Bounding box entries:

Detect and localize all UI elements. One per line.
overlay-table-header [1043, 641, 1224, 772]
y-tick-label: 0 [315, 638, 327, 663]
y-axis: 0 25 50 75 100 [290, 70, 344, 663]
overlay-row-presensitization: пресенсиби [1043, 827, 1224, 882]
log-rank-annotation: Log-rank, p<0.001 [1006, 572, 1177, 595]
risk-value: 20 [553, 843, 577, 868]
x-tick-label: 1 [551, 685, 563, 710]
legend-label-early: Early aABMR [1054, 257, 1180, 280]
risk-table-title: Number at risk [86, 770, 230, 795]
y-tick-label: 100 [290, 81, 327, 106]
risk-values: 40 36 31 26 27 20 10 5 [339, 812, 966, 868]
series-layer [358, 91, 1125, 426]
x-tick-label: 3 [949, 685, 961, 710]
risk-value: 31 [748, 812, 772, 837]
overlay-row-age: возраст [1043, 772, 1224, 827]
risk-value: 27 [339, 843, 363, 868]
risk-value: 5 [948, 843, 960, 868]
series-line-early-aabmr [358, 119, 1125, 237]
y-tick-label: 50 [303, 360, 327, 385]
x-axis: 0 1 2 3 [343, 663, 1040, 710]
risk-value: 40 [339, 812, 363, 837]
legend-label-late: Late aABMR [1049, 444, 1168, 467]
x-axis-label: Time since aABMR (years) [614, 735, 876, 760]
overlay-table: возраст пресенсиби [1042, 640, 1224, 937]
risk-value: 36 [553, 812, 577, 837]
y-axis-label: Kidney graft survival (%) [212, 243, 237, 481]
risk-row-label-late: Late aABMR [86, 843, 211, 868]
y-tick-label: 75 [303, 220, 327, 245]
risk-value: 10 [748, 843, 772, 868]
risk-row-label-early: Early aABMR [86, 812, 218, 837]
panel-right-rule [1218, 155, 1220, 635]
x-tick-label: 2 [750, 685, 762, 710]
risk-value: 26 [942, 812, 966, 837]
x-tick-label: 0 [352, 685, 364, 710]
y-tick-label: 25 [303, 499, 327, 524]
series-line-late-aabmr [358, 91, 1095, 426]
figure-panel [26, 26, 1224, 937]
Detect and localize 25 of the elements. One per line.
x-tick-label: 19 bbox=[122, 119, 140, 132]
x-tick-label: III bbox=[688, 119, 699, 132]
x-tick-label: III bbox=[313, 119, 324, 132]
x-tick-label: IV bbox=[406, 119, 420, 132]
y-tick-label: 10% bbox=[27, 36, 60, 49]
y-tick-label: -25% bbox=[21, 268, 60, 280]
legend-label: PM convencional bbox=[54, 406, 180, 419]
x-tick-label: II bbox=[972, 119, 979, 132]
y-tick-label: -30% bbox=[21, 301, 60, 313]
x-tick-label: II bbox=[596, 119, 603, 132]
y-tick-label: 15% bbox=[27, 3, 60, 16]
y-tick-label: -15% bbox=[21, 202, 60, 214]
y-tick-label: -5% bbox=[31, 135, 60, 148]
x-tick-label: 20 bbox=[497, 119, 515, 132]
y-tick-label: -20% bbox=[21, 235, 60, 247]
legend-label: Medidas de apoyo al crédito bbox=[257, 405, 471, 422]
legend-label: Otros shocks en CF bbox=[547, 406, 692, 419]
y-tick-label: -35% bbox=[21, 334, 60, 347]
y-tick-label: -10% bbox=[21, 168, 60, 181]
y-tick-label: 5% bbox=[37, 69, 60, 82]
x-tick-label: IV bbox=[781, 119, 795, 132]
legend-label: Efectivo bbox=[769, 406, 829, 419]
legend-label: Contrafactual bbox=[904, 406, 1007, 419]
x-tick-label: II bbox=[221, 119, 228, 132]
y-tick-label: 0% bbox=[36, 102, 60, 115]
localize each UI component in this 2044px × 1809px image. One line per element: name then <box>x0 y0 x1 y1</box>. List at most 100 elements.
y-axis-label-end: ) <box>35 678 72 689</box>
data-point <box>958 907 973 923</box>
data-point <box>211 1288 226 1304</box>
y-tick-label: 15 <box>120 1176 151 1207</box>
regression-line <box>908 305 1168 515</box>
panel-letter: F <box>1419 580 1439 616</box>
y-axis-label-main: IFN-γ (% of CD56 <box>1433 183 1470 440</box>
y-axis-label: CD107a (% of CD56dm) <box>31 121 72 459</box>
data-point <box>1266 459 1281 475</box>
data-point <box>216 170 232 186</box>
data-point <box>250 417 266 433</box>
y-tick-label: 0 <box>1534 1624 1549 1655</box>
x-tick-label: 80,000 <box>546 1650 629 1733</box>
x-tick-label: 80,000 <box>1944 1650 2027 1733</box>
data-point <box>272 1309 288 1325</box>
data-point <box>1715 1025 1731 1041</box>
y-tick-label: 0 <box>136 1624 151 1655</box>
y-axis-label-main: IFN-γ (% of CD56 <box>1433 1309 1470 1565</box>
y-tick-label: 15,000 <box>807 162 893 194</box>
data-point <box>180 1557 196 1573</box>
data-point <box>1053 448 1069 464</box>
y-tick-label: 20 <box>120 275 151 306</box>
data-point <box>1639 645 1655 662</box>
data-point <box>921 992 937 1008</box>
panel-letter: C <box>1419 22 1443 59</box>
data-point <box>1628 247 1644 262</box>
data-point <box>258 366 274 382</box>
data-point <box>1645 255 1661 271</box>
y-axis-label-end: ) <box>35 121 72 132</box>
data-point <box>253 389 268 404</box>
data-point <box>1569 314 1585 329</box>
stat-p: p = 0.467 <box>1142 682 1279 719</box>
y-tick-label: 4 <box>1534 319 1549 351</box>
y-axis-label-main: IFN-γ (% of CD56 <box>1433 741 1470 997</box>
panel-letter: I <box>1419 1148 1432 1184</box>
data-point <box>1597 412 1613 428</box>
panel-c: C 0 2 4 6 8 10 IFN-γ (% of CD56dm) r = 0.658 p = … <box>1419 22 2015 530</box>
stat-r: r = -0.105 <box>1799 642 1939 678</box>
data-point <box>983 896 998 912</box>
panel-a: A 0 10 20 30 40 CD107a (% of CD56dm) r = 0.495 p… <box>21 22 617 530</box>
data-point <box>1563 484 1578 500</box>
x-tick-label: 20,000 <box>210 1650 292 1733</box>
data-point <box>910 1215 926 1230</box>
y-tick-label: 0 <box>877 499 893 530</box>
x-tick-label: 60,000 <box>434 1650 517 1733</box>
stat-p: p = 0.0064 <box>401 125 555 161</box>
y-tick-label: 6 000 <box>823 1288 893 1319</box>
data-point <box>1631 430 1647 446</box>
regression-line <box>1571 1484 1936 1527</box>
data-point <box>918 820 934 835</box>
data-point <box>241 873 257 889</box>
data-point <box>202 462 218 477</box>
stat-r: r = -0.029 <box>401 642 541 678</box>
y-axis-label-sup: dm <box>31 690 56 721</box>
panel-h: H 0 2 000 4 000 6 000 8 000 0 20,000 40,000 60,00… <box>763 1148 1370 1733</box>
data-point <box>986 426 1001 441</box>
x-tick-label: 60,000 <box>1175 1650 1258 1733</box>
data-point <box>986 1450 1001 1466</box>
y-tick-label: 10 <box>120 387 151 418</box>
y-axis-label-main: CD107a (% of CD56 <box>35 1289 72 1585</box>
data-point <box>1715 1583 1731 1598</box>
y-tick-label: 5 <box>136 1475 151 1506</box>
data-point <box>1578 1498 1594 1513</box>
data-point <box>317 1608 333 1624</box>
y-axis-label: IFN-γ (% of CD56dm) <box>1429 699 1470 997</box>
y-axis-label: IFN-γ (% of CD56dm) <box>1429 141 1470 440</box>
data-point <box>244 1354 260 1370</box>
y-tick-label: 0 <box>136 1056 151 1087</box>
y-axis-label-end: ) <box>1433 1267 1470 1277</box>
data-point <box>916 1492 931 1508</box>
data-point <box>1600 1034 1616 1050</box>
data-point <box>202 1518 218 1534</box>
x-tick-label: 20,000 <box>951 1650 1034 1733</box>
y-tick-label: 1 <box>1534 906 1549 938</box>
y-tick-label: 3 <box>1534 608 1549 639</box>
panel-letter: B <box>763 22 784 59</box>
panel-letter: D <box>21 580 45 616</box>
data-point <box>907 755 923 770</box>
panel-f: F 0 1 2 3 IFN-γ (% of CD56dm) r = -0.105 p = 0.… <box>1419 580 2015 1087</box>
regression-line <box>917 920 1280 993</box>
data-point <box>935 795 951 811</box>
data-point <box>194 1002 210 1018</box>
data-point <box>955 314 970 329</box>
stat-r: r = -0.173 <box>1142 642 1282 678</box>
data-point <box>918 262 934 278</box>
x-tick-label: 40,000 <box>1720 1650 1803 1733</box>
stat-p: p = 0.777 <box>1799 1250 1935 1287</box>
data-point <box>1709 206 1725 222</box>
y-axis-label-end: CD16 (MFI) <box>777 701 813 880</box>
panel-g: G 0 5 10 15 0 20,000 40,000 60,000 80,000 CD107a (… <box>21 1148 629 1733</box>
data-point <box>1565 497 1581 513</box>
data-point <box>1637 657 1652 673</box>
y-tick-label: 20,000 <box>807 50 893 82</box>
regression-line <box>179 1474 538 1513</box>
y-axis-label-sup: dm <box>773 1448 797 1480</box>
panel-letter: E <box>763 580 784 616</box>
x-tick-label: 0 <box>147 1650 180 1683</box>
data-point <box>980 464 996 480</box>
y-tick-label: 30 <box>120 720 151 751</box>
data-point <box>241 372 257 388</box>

REQUEST. Reproduce the records word for word, from the very first line down to and including the line that contains "x-tick-label: 3 [949, 685, 961, 710]".

THE OUTPUT.
Detect and localize all UI elements. One per line.
overlay-table-header [1043, 641, 1224, 772]
y-tick-label: 0 [315, 638, 327, 663]
y-axis: 0 25 50 75 100 [290, 70, 344, 663]
overlay-row-presensitization: пресенсиби [1043, 827, 1224, 882]
log-rank-annotation: Log-rank, p<0.001 [1006, 572, 1177, 595]
risk-value: 20 [553, 843, 577, 868]
x-tick-label: 1 [551, 685, 563, 710]
legend-label-early: Early aABMR [1054, 257, 1180, 280]
risk-table-title: Number at risk [86, 770, 230, 795]
y-tick-label: 100 [290, 81, 327, 106]
risk-values: 40 36 31 26 27 20 10 5 [339, 812, 966, 868]
series-layer [358, 91, 1125, 426]
x-tick-label: 3 [949, 685, 961, 710]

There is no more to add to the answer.